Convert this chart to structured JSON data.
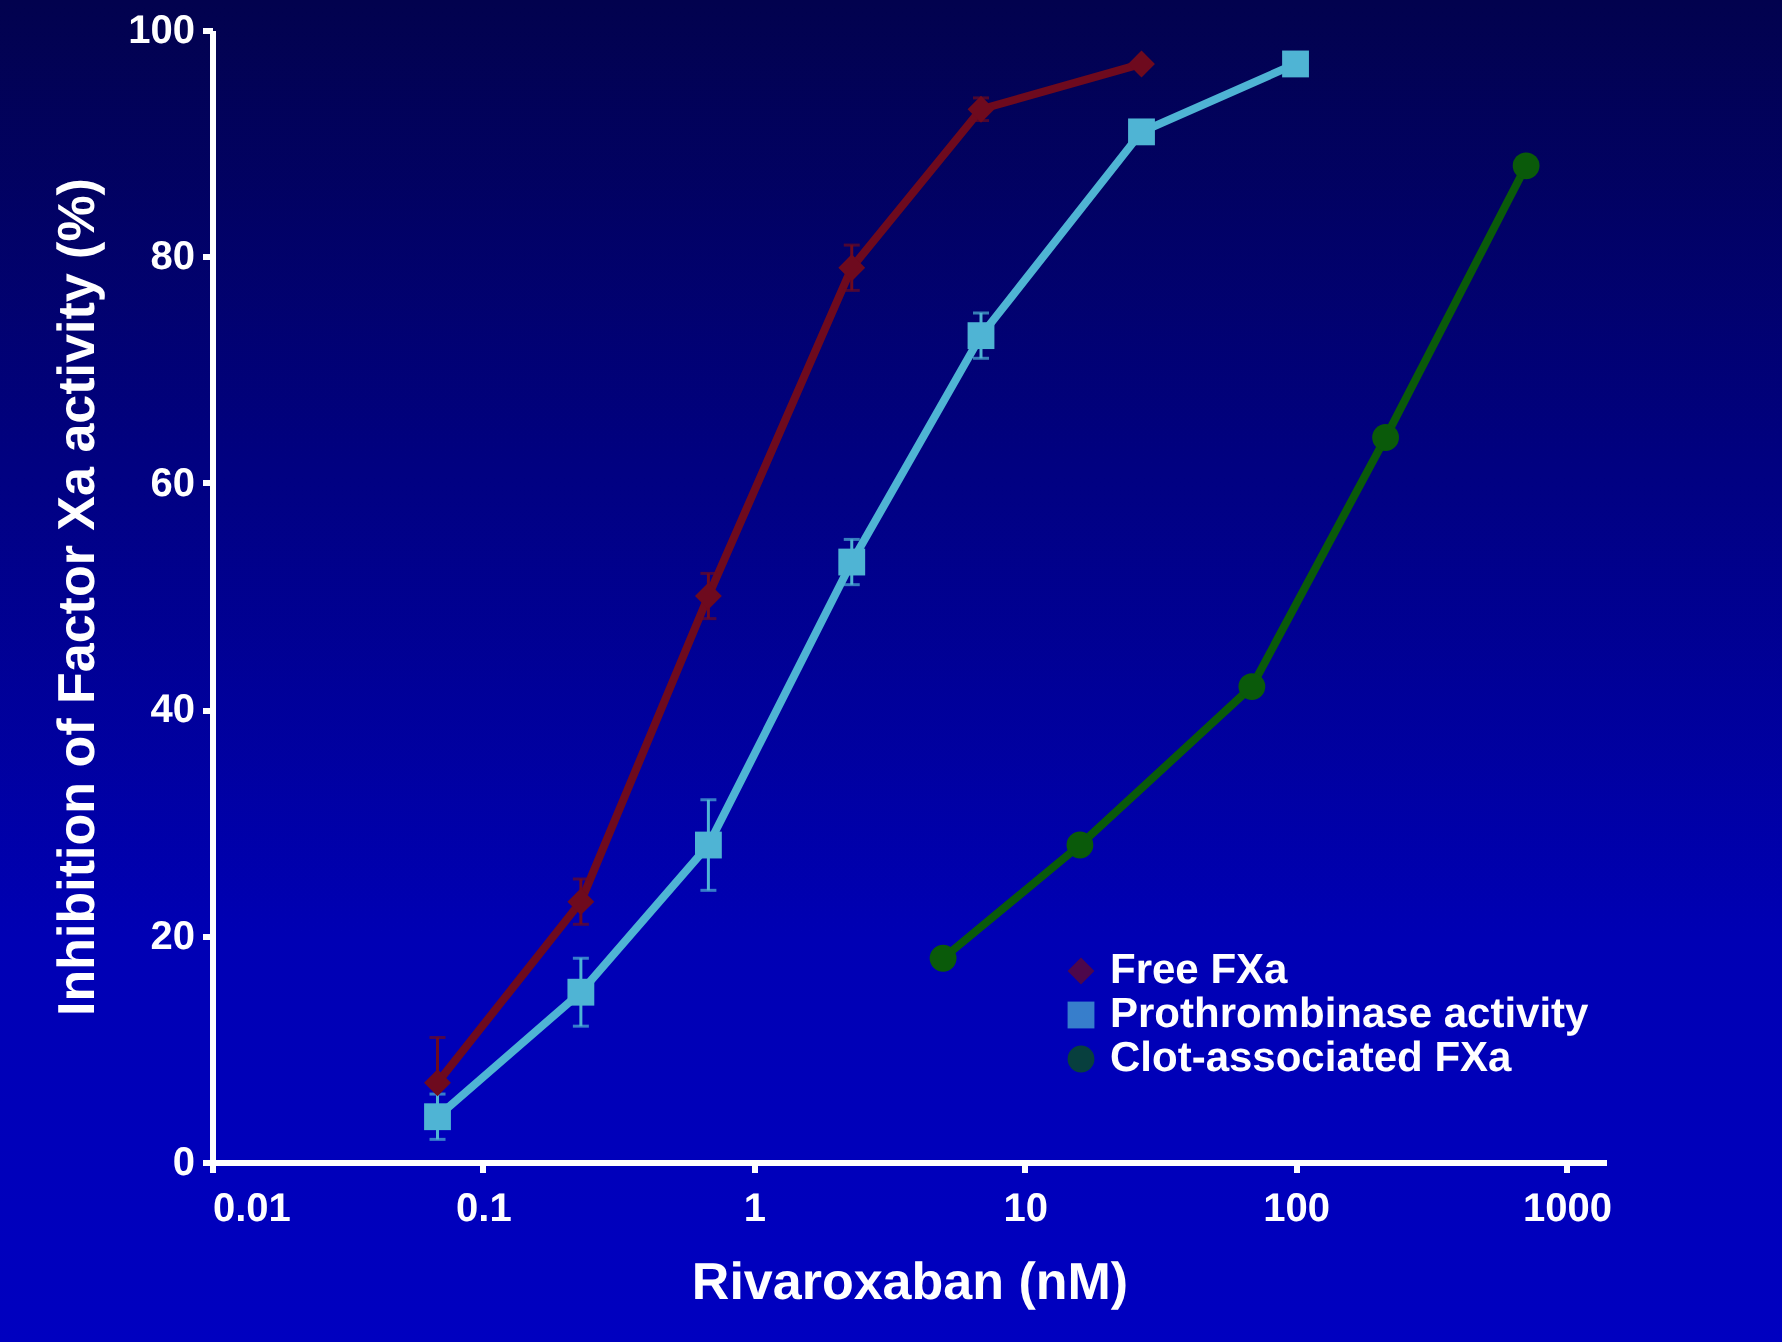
{
  "chart_data": {
    "type": "line",
    "xlabel": "Rivaroxaban (nM)",
    "ylabel": "Inhibition of Factor Xa activity (%)",
    "log": "x",
    "xlim": [
      0.01,
      1400
    ],
    "xticks": [
      0.01,
      0.1,
      1,
      10,
      100,
      1000
    ],
    "ylim": [
      0,
      100
    ],
    "yticks": [
      0,
      20,
      40,
      60,
      80,
      100
    ],
    "grid": false,
    "legend": "bottom right",
    "line_style": "solid",
    "series": [
      {
        "name": "Free FXa",
        "color": "#6e0a1e",
        "marker": "diamond",
        "x": [
          0.068,
          0.23,
          0.68,
          2.3,
          6.9,
          27
        ],
        "values": [
          7,
          23,
          50,
          79,
          93,
          97
        ],
        "errors": [
          4,
          2,
          2,
          2,
          1,
          null
        ]
      },
      {
        "name": "Prothrombinase activity",
        "color": "#4fb4d4",
        "marker": "square",
        "x": [
          0.068,
          0.23,
          0.68,
          2.3,
          6.9,
          27,
          100
        ],
        "values": [
          4,
          15,
          28,
          53,
          73,
          91,
          97
        ],
        "errors": [
          2,
          3,
          4,
          2,
          2,
          null,
          null
        ]
      },
      {
        "name": "Clot-associated FXa",
        "color": "#0a5a0a",
        "marker": "circle",
        "x": [
          5,
          16,
          69,
          215,
          710
        ],
        "values": [
          18,
          28,
          42,
          64,
          88
        ]
      }
    ]
  }
}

::::::::::

[Task directions] Any pictures should be dropped; transcribe the rest of the records above exactly.

[Result]
Convert this chart to structured JSON data.
{
  "chart_data": {
    "type": "line",
    "xlabel": "Rivaroxaban (nM)",
    "ylabel": "Inhibition of Factor Xa activity (%)",
    "log": "x",
    "xlim": [
      0.01,
      1400
    ],
    "xticks": [
      0.01,
      0.1,
      1,
      10,
      100,
      1000
    ],
    "ylim": [
      0,
      100
    ],
    "yticks": [
      0,
      20,
      40,
      60,
      80,
      100
    ],
    "grid": false,
    "legend": "bottom right",
    "line_style": "solid",
    "series": [
      {
        "name": "Free FXa",
        "color": "#6e0a1e",
        "marker": "diamond",
        "x": [
          0.068,
          0.23,
          0.68,
          2.3,
          6.9,
          27
        ],
        "values": [
          7,
          23,
          50,
          79,
          93,
          97
        ],
        "errors": [
          4,
          2,
          2,
          2,
          1,
          null
        ]
      },
      {
        "name": "Prothrombinase activity",
        "color": "#4fb4d4",
        "marker": "square",
        "x": [
          0.068,
          0.23,
          0.68,
          2.3,
          6.9,
          27,
          100
        ],
        "values": [
          4,
          15,
          28,
          53,
          73,
          91,
          97
        ],
        "errors": [
          2,
          3,
          4,
          2,
          2,
          null,
          null
        ]
      },
      {
        "name": "Clot-associated FXa",
        "color": "#0a5a0a",
        "marker": "circle",
        "x": [
          5,
          16,
          69,
          215,
          710
        ],
        "values": [
          18,
          28,
          42,
          64,
          88
        ]
      }
    ]
  }
}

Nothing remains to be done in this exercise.